◆ The problem
Would it be possible to write out each entry below exactly, without the pictures?
--- Begin Dataset rows ---
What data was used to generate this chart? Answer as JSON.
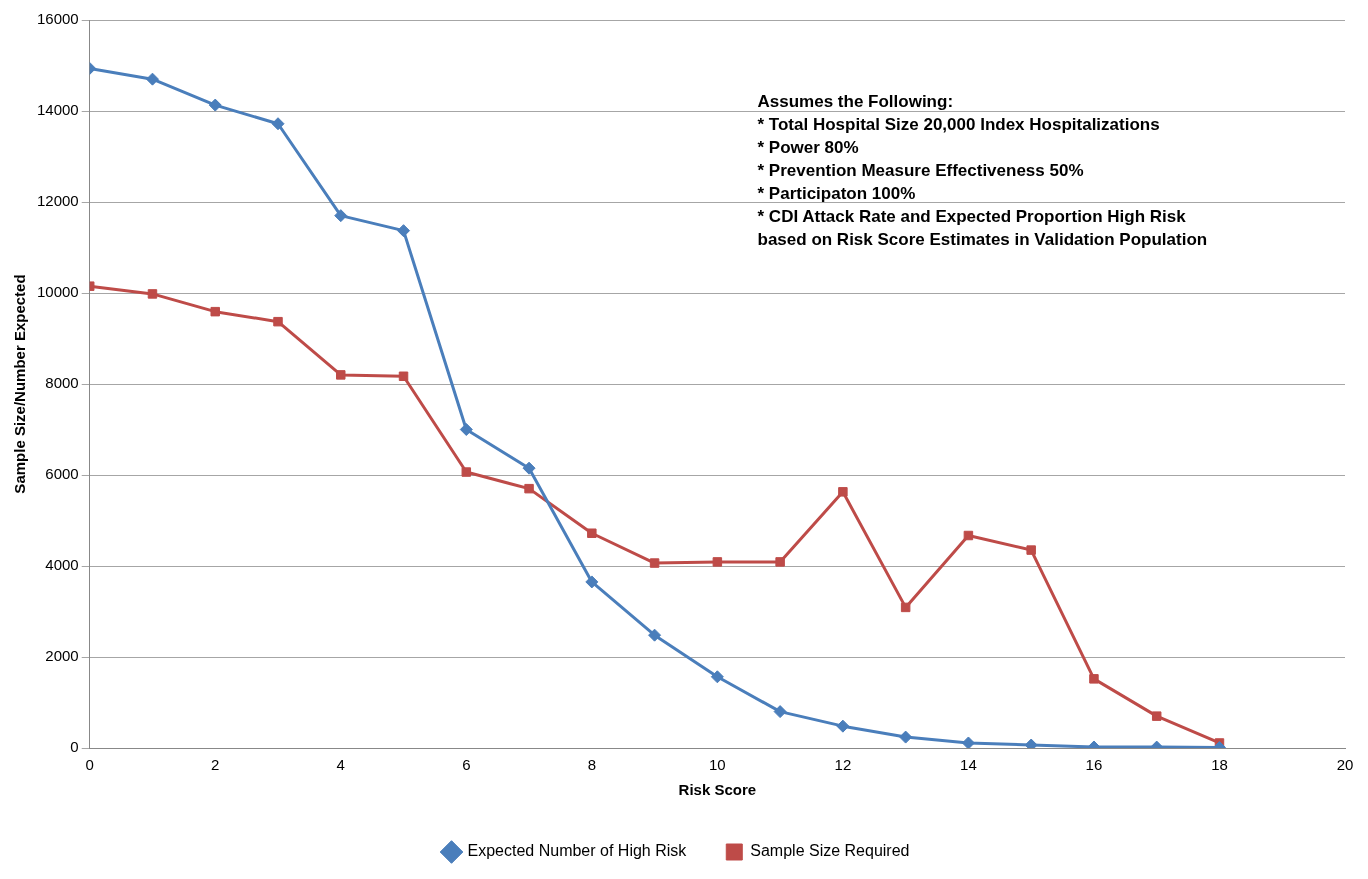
{
  "chart_data": {
    "type": "line",
    "xlabel": "Risk Score",
    "ylabel": "Sample Size/Number Expected",
    "x": [
      0,
      1,
      2,
      3,
      4,
      5,
      6,
      7,
      8,
      9,
      10,
      11,
      12,
      13,
      14,
      15,
      16,
      17,
      18
    ],
    "series": [
      {
        "name": "Expected Number of High Risk",
        "color": "#4a7ebb",
        "marker": "diamond",
        "values": [
          14935,
          14700,
          14130,
          13720,
          11700,
          11370,
          7000,
          6150,
          3650,
          2480,
          1565,
          800,
          480,
          240,
          110,
          65,
          22,
          20,
          10
        ]
      },
      {
        "name": "Sample Size Required",
        "color": "#be4b48",
        "marker": "square",
        "values": [
          10150,
          9980,
          9590,
          9370,
          8200,
          8170,
          6065,
          5700,
          4720,
          4065,
          4090,
          4090,
          5630,
          3090,
          4670,
          4350,
          1520,
          700,
          110
        ]
      }
    ],
    "xlim": [
      0,
      20
    ],
    "xticks": [
      0,
      2,
      4,
      6,
      8,
      10,
      12,
      14,
      16,
      18,
      20
    ],
    "ylim": [
      0,
      16000
    ],
    "yticks": [
      0,
      2000,
      4000,
      6000,
      8000,
      10000,
      12000,
      14000,
      16000
    ],
    "grid": "y",
    "legend": "bottom",
    "line_style": "solid",
    "annotations": [
      "Assumes the Following:",
      "* Total Hospital Size 20,000 Index Hospitalizations",
      "* Power 80%",
      "* Prevention Measure Effectiveness 50%",
      "* Participaton 100%",
      "* CDI Attack Rate and Expected Proportion High Risk",
      "based on Risk Score Estimates in Validation Population"
    ]
  }
}
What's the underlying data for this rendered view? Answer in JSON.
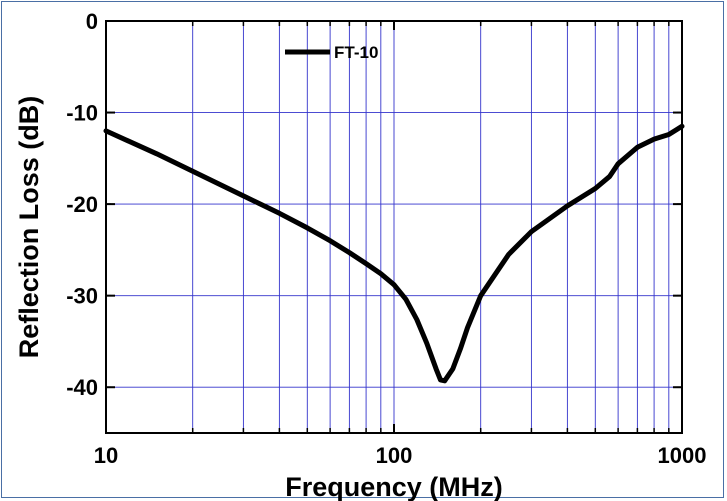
{
  "chart_data": {
    "type": "line",
    "xlabel": "Frequency (MHz)",
    "ylabel": "Reflection Loss (dB)",
    "xscale": "log",
    "xlim": [
      10,
      1000
    ],
    "ylim": [
      -45,
      0
    ],
    "xticks": [
      10,
      100,
      1000
    ],
    "xtick_labels": [
      "10",
      "100",
      "1000"
    ],
    "yticks": [
      0,
      -10,
      -20,
      -30,
      -40
    ],
    "ytick_labels": [
      "0",
      "-10",
      "-20",
      "-30",
      "-40"
    ],
    "grid": true,
    "grid_color": "#3333cc",
    "legend_position": "top-left",
    "series": [
      {
        "name": "FT-10",
        "color": "#000000",
        "x": [
          10,
          15,
          20,
          30,
          40,
          50,
          60,
          70,
          80,
          90,
          100,
          110,
          120,
          130,
          140,
          145,
          150,
          160,
          170,
          180,
          200,
          250,
          300,
          400,
          500,
          560,
          600,
          700,
          800,
          900,
          1000
        ],
        "y": [
          -12.0,
          -14.5,
          -16.4,
          -19.1,
          -21.0,
          -22.6,
          -24.0,
          -25.3,
          -26.5,
          -27.6,
          -28.8,
          -30.4,
          -32.6,
          -35.2,
          -38.0,
          -39.2,
          -39.3,
          -38.0,
          -35.8,
          -33.5,
          -30.0,
          -25.5,
          -23.0,
          -20.2,
          -18.3,
          -17.0,
          -15.6,
          -13.8,
          -12.9,
          -12.4,
          -11.5
        ]
      }
    ]
  }
}
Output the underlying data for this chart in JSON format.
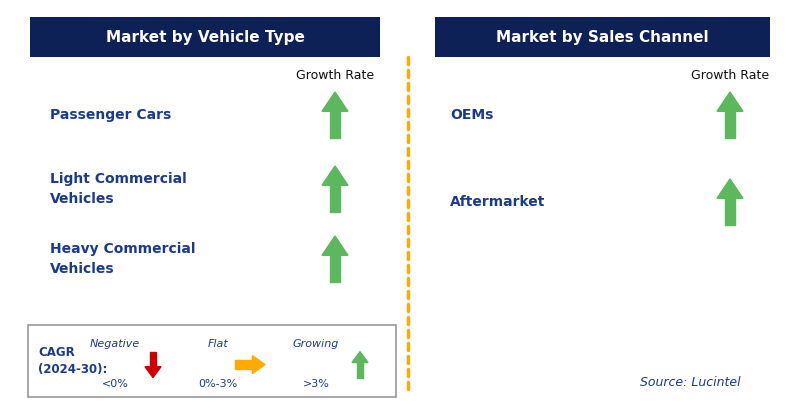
{
  "title_left": "Market by Vehicle Type",
  "title_right": "Market by Sales Channel",
  "title_bg_color": "#0d2157",
  "title_text_color": "#ffffff",
  "left_items": [
    "Passenger Cars",
    "Light Commercial\nVehicles",
    "Heavy Commercial\nVehicles"
  ],
  "right_items": [
    "OEMs",
    "Aftermarket"
  ],
  "item_text_color": "#1a3a8c",
  "growth_rate_label": "Growth Rate",
  "growth_rate_color": "#111111",
  "arrow_up_color": "#5cb85c",
  "arrow_down_color": "#cc0000",
  "arrow_flat_color": "#ffaa00",
  "dashed_line_color": "#ffaa00",
  "legend_title_line1": "CAGR",
  "legend_title_line2": "(2024-30):",
  "legend_title_color": "#1a3a8c",
  "legend_neg_label": "Negative",
  "legend_flat_label": "Flat",
  "legend_grow_label": "Growing",
  "legend_neg_val": "<0%",
  "legend_flat_val": "0%-3%",
  "legend_grow_val": ">3%",
  "source_text": "Source: Lucintel",
  "source_color": "#1a3a8c",
  "bg_color": "#ffffff",
  "fig_w": 7.98,
  "fig_h": 4.17,
  "dpi": 100
}
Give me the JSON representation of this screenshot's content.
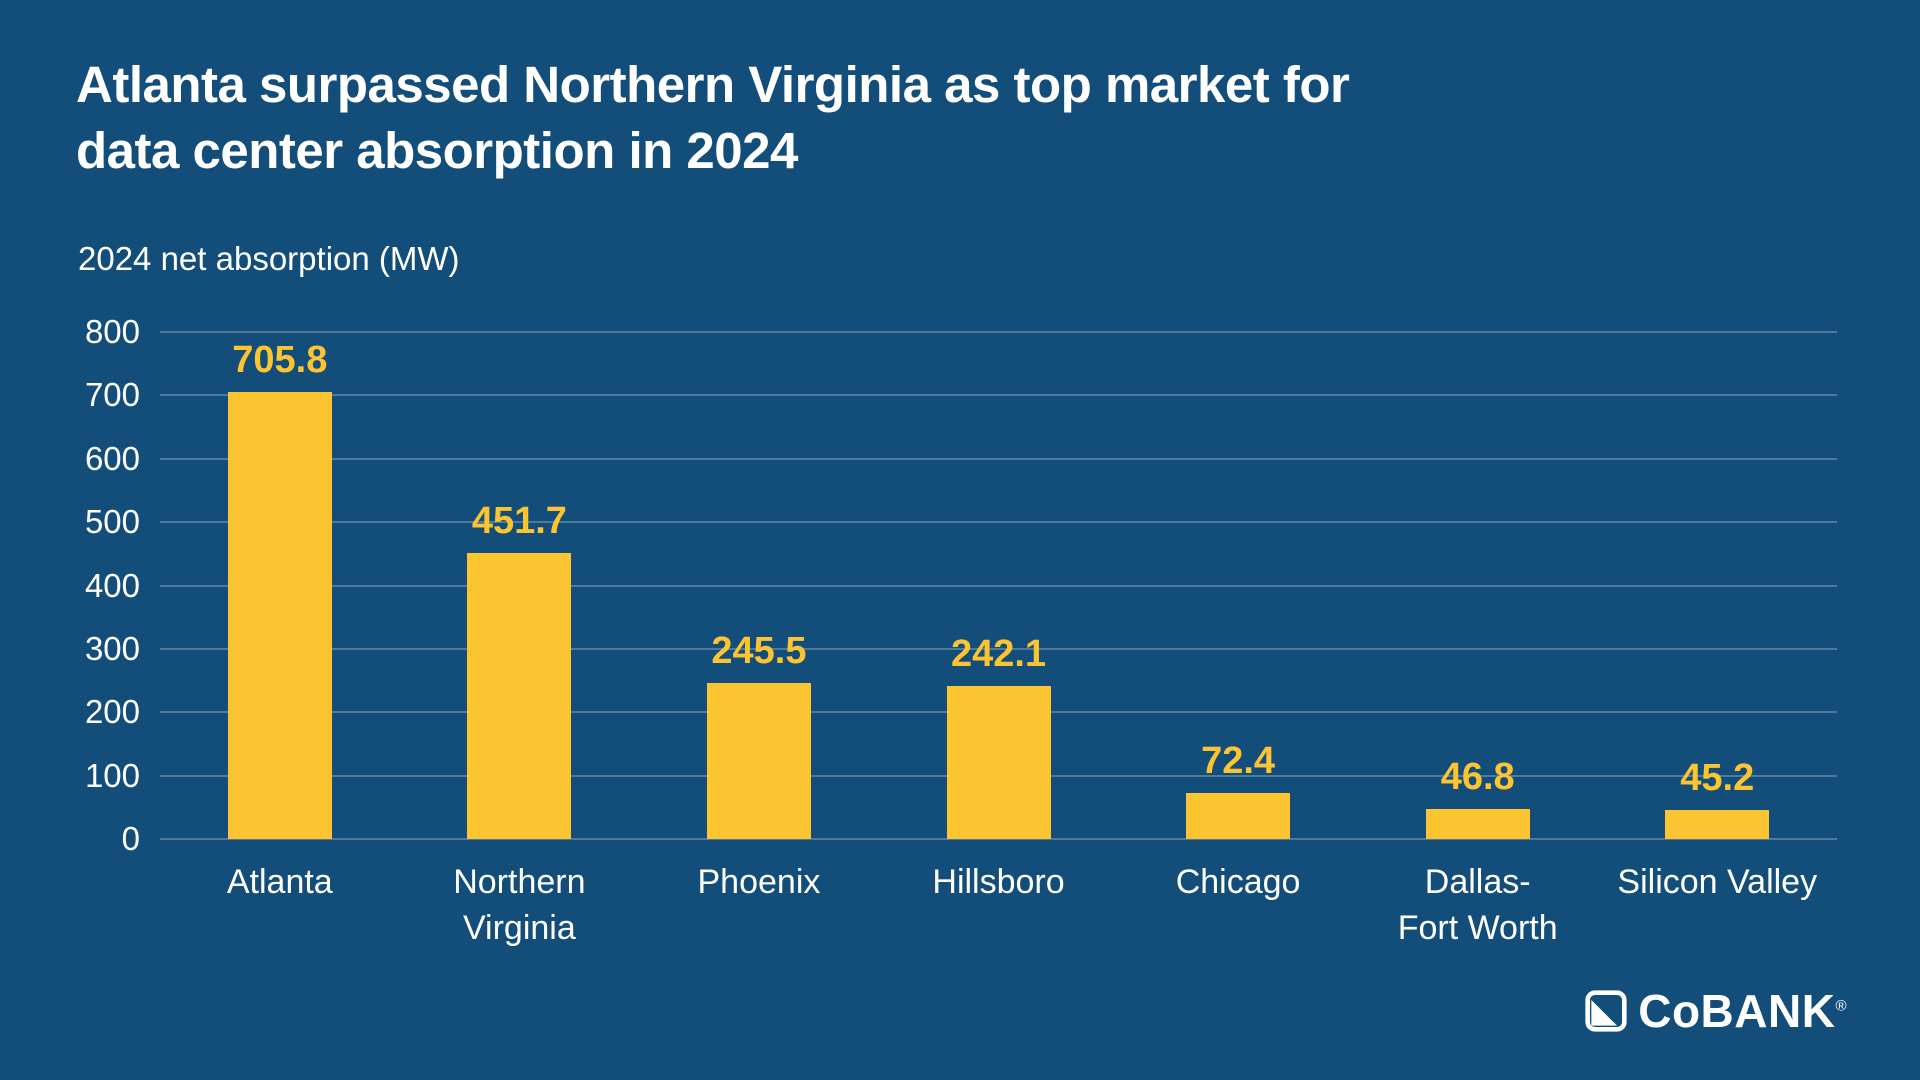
{
  "chart_data": {
    "type": "bar",
    "title": "Atlanta surpassed Northern Virginia as top market for\ndata center absorption in 2024",
    "subtitle": "2024 net absorption (MW)",
    "categories": [
      "Atlanta",
      "Northern\nVirginia",
      "Phoenix",
      "Hillsboro",
      "Chicago",
      "Dallas-\nFort Worth",
      "Silicon Valley"
    ],
    "values": [
      705.8,
      451.7,
      245.5,
      242.1,
      72.4,
      46.8,
      45.2
    ],
    "value_labels": [
      "705.8",
      "451.7",
      "245.5",
      "242.1",
      "72.4",
      "46.8",
      "45.2"
    ],
    "ylim": [
      0,
      800
    ],
    "ytick_interval": 100,
    "grid": true,
    "legend": "none",
    "colors": {
      "background": "#134E7B",
      "bar": "#FDC431",
      "value_label": "#FDC431",
      "text": "#FFFFFF",
      "gridline": "rgba(255,255,255,0.25)"
    }
  },
  "branding": {
    "logo_text": "CoBANK",
    "registered": "®"
  }
}
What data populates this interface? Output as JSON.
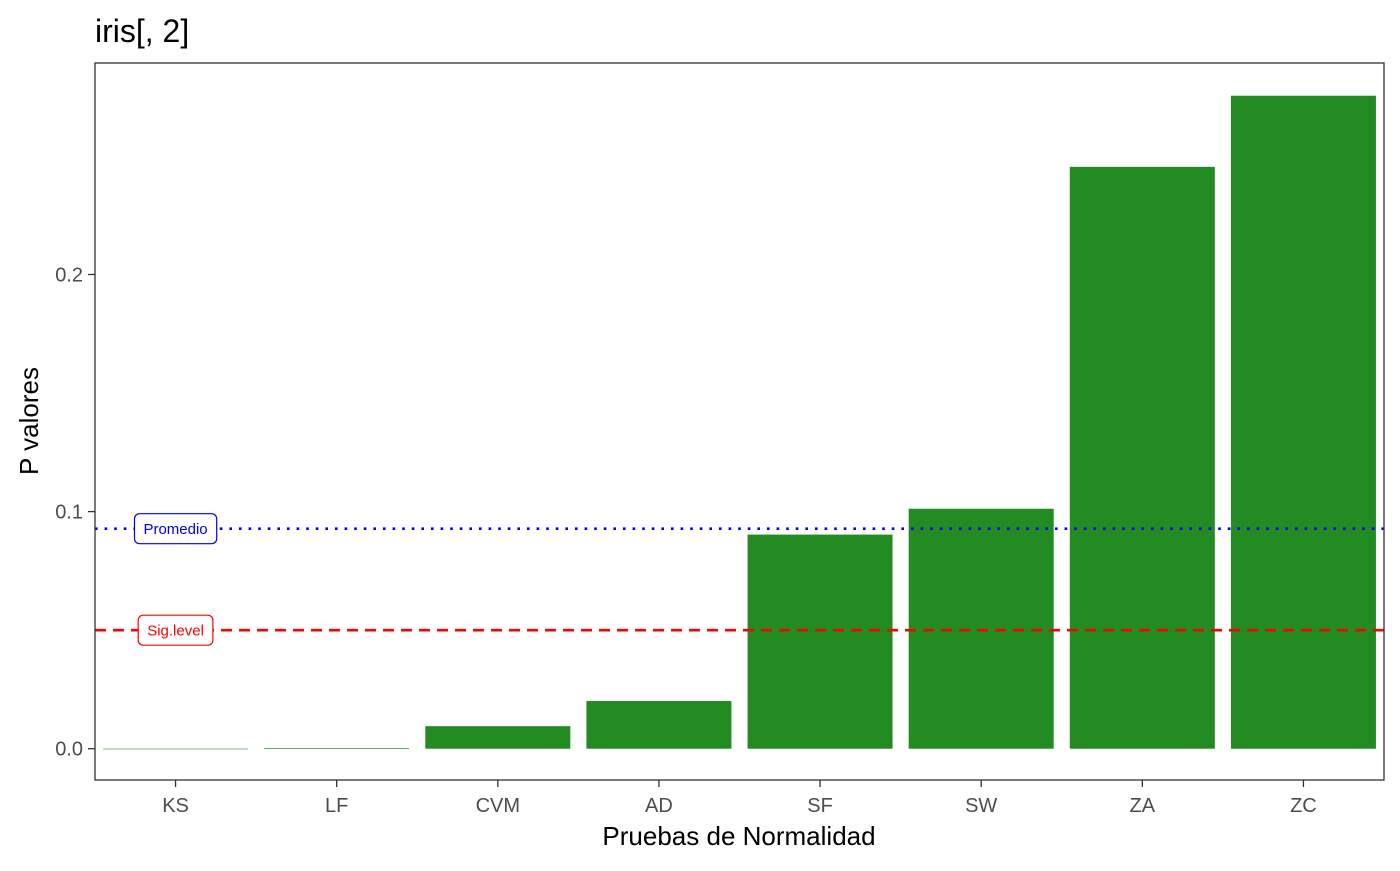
{
  "chart_data": {
    "type": "bar",
    "title": "iris[, 2]",
    "xlabel": "Pruebas de Normalidad",
    "ylabel": "P valores",
    "categories": [
      "KS",
      "LF",
      "CVM",
      "AD",
      "SF",
      "SW",
      "ZA",
      "ZC"
    ],
    "values": [
      0.0,
      0.0003,
      0.0095,
      0.0201,
      0.0903,
      0.1012,
      0.2454,
      0.2754
    ],
    "ylim": [
      -0.0132,
      0.2892
    ],
    "yticks": [
      0.0,
      0.1,
      0.2
    ],
    "ytick_labels": [
      "0.0",
      "0.1",
      "0.2"
    ],
    "grid": false,
    "bar_color": "#228B22",
    "reference_lines": [
      {
        "label": "Promedio",
        "value": 0.0928,
        "color": "#0000FF",
        "style": "dotted"
      },
      {
        "label": "Sig.level",
        "value": 0.05,
        "color": "#FF0000",
        "style": "dashed"
      }
    ]
  }
}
--- End Dataset rows ---
◆ The response
What data was used to generate this chart? Answer as JSON.
{
  "chart_data": {
    "type": "line",
    "xlabel": "Risk Score",
    "ylabel": "Sample Size/Number Expected",
    "x": [
      0,
      1,
      2,
      3,
      4,
      5,
      6,
      7,
      8,
      9,
      10,
      11,
      12,
      13,
      14,
      15,
      16,
      17,
      18
    ],
    "series": [
      {
        "name": "Expected Number of High Risk",
        "color": "#4a7ebb",
        "marker": "diamond",
        "values": [
          14935,
          14700,
          14130,
          13720,
          11700,
          11370,
          7000,
          6150,
          3650,
          2480,
          1565,
          800,
          480,
          240,
          110,
          65,
          22,
          20,
          10
        ]
      },
      {
        "name": "Sample Size Required",
        "color": "#be4b48",
        "marker": "square",
        "values": [
          10150,
          9980,
          9590,
          9370,
          8200,
          8170,
          6065,
          5700,
          4720,
          4065,
          4090,
          4090,
          5630,
          3090,
          4670,
          4350,
          1520,
          700,
          110
        ]
      }
    ],
    "xlim": [
      0,
      20
    ],
    "xticks": [
      0,
      2,
      4,
      6,
      8,
      10,
      12,
      14,
      16,
      18,
      20
    ],
    "ylim": [
      0,
      16000
    ],
    "yticks": [
      0,
      2000,
      4000,
      6000,
      8000,
      10000,
      12000,
      14000,
      16000
    ],
    "grid": "y",
    "legend": "bottom",
    "line_style": "solid",
    "annotations": [
      "Assumes the Following:",
      "* Total Hospital Size 20,000 Index Hospitalizations",
      "* Power 80%",
      "* Prevention Measure Effectiveness 50%",
      "* Participaton 100%",
      "* CDI Attack Rate and Expected Proportion High Risk",
      "based on Risk Score Estimates in Validation Population"
    ]
  }
}
What's the underlying data for this rendered view? Answer in JSON.
{
  "chart_data": {
    "type": "line",
    "xlabel": "Frequency (MHz)",
    "ylabel": "Reflection Loss (dB)",
    "xscale": "log",
    "xlim": [
      10,
      1000
    ],
    "ylim": [
      -45,
      0
    ],
    "xticks": [
      10,
      100,
      1000
    ],
    "xtick_labels": [
      "10",
      "100",
      "1000"
    ],
    "yticks": [
      0,
      -10,
      -20,
      -30,
      -40
    ],
    "ytick_labels": [
      "0",
      "-10",
      "-20",
      "-30",
      "-40"
    ],
    "grid": true,
    "grid_color": "#3333cc",
    "legend_position": "top-left",
    "series": [
      {
        "name": "FT-10",
        "color": "#000000",
        "x": [
          10,
          15,
          20,
          30,
          40,
          50,
          60,
          70,
          80,
          90,
          100,
          110,
          120,
          130,
          140,
          145,
          150,
          160,
          170,
          180,
          200,
          250,
          300,
          400,
          500,
          560,
          600,
          700,
          800,
          900,
          1000
        ],
        "y": [
          -12.0,
          -14.5,
          -16.4,
          -19.1,
          -21.0,
          -22.6,
          -24.0,
          -25.3,
          -26.5,
          -27.6,
          -28.8,
          -30.4,
          -32.6,
          -35.2,
          -38.0,
          -39.2,
          -39.3,
          -38.0,
          -35.8,
          -33.5,
          -30.0,
          -25.5,
          -23.0,
          -20.2,
          -18.3,
          -17.0,
          -15.6,
          -13.8,
          -12.9,
          -12.4,
          -11.5
        ]
      }
    ]
  }
}
Output the underlying data for this chart in JSON format.
{
  "title_left": "Market by Vehicle Type",
  "title_right": "Market by Sales Channel",
  "title_bg_color": "#0d2157",
  "title_text_color": "#ffffff",
  "left_items": [
    "Passenger Cars",
    "Light Commercial\nVehicles",
    "Heavy Commercial\nVehicles"
  ],
  "right_items": [
    "OEMs",
    "Aftermarket"
  ],
  "item_text_color": "#1a3a8c",
  "growth_rate_label": "Growth Rate",
  "growth_rate_color": "#111111",
  "arrow_up_color": "#5cb85c",
  "arrow_down_color": "#cc0000",
  "arrow_flat_color": "#ffaa00",
  "dashed_line_color": "#ffaa00",
  "legend_title_line1": "CAGR",
  "legend_title_line2": "(2024-30):",
  "legend_title_color": "#1a3a8c",
  "legend_neg_label": "Negative",
  "legend_flat_label": "Flat",
  "legend_grow_label": "Growing",
  "legend_neg_val": "<0%",
  "legend_flat_val": "0%-3%",
  "legend_grow_val": ">3%",
  "source_text": "Source: Lucintel",
  "source_color": "#1a3a8c",
  "bg_color": "#ffffff",
  "fig_w": 7.98,
  "fig_h": 4.17,
  "dpi": 100
}
Give me the JSON representation of this screenshot's content.
{
  "chart_data": {
    "type": "bar",
    "title": "Atlanta surpassed Northern Virginia as top market for\ndata center absorption in 2024",
    "subtitle": "2024 net absorption (MW)",
    "categories": [
      "Atlanta",
      "Northern\nVirginia",
      "Phoenix",
      "Hillsboro",
      "Chicago",
      "Dallas-\nFort Worth",
      "Silicon Valley"
    ],
    "values": [
      705.8,
      451.7,
      245.5,
      242.1,
      72.4,
      46.8,
      45.2
    ],
    "value_labels": [
      "705.8",
      "451.7",
      "245.5",
      "242.1",
      "72.4",
      "46.8",
      "45.2"
    ],
    "ylim": [
      0,
      800
    ],
    "ytick_interval": 100,
    "grid": true,
    "legend": "none",
    "colors": {
      "background": "#134E7B",
      "bar": "#FDC431",
      "value_label": "#FDC431",
      "text": "#FFFFFF",
      "gridline": "rgba(255,255,255,0.25)"
    }
  },
  "branding": {
    "logo_text": "CoBANK",
    "registered": "®"
  }
}
What data populates this interface? Output as JSON.
{
  "chart_data": {
    "type": "bar",
    "title": "iris[, 2]",
    "xlabel": "Pruebas de Normalidad",
    "ylabel": "P valores",
    "categories": [
      "KS",
      "LF",
      "CVM",
      "AD",
      "SF",
      "SW",
      "ZA",
      "ZC"
    ],
    "values": [
      0.0,
      0.0003,
      0.0095,
      0.0201,
      0.0903,
      0.1012,
      0.2454,
      0.2754
    ],
    "ylim": [
      -0.0132,
      0.2892
    ],
    "yticks": [
      0.0,
      0.1,
      0.2
    ],
    "ytick_labels": [
      "0.0",
      "0.1",
      "0.2"
    ],
    "grid": false,
    "bar_color": "#228B22",
    "reference_lines": [
      {
        "label": "Promedio",
        "value": 0.0928,
        "color": "#0000FF",
        "style": "dotted"
      },
      {
        "label": "Sig.level",
        "value": 0.05,
        "color": "#FF0000",
        "style": "dashed"
      }
    ]
  }
}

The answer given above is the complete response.